Task directions. Below are the records. List every line holding the word "order".

Collected data.
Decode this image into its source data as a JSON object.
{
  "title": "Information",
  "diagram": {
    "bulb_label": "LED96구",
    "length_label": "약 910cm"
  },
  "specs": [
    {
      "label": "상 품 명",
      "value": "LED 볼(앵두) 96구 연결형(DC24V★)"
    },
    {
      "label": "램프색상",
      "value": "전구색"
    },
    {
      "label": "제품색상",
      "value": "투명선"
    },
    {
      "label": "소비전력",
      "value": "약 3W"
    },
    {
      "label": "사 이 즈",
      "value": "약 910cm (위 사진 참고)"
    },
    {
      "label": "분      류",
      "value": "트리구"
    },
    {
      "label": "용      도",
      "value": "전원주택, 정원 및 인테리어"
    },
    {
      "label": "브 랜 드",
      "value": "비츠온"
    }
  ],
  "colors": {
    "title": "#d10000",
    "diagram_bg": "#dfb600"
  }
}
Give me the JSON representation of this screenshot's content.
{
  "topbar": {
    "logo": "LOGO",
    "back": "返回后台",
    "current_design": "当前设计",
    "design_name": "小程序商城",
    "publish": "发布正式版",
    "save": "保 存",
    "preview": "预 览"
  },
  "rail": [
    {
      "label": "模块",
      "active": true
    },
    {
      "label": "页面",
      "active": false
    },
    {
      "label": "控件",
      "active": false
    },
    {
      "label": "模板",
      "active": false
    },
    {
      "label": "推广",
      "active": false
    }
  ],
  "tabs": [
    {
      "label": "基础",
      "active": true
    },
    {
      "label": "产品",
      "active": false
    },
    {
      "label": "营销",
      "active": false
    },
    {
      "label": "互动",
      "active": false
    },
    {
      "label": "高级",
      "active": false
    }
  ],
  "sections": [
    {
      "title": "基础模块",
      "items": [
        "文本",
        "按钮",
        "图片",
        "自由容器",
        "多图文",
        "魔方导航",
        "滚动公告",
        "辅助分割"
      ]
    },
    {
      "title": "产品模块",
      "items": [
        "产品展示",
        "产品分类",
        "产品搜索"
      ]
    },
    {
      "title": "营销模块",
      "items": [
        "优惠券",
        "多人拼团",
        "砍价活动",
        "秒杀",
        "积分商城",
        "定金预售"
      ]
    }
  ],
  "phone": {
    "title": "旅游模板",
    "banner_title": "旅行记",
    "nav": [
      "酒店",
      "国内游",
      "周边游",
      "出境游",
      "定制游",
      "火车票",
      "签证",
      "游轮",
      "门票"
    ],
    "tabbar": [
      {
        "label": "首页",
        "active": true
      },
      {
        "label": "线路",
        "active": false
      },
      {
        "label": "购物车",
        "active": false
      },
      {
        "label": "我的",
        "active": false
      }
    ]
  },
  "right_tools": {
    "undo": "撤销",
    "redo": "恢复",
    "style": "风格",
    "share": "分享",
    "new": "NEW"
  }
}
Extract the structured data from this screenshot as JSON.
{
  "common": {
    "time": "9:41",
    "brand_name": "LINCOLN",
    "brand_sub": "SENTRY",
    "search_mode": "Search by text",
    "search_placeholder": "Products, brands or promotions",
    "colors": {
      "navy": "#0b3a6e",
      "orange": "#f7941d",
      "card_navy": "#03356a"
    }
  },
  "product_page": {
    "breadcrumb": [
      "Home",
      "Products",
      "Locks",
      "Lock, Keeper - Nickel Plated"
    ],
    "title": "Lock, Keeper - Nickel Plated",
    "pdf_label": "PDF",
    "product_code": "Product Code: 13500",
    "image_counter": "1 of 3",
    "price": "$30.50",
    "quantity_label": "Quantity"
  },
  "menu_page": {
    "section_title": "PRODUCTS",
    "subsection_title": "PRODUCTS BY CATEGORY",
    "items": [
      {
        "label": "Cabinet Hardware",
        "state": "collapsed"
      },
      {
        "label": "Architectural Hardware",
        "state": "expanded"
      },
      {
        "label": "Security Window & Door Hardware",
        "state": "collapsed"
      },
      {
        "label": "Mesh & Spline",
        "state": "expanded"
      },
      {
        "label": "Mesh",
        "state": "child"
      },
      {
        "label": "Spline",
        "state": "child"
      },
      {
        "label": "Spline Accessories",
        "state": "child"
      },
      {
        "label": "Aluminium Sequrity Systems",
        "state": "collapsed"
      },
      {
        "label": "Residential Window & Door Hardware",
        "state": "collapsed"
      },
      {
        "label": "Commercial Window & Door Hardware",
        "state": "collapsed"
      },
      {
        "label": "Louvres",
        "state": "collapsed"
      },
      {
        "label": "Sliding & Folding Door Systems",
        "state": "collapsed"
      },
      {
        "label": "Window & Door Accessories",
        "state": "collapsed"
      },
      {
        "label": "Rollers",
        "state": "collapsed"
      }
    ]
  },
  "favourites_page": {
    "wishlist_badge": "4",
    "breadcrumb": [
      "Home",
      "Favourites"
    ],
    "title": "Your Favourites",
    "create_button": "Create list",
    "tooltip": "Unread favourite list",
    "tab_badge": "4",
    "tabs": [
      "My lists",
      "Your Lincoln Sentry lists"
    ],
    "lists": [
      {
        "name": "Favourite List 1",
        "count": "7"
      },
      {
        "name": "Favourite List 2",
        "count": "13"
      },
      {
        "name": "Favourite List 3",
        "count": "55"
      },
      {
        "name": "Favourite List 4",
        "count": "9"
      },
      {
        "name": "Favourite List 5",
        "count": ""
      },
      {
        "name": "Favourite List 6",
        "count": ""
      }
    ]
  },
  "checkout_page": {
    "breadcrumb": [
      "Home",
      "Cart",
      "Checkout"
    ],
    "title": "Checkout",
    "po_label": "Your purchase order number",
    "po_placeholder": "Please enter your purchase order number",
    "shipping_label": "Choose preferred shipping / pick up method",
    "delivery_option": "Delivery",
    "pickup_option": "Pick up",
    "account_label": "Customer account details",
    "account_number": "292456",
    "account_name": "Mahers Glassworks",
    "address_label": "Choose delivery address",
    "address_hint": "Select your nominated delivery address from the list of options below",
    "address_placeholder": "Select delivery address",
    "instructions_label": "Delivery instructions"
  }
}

Response to the task.
    "po_label": "Your purchase order number",
    "po_placeholder": "Please enter your purchase order number",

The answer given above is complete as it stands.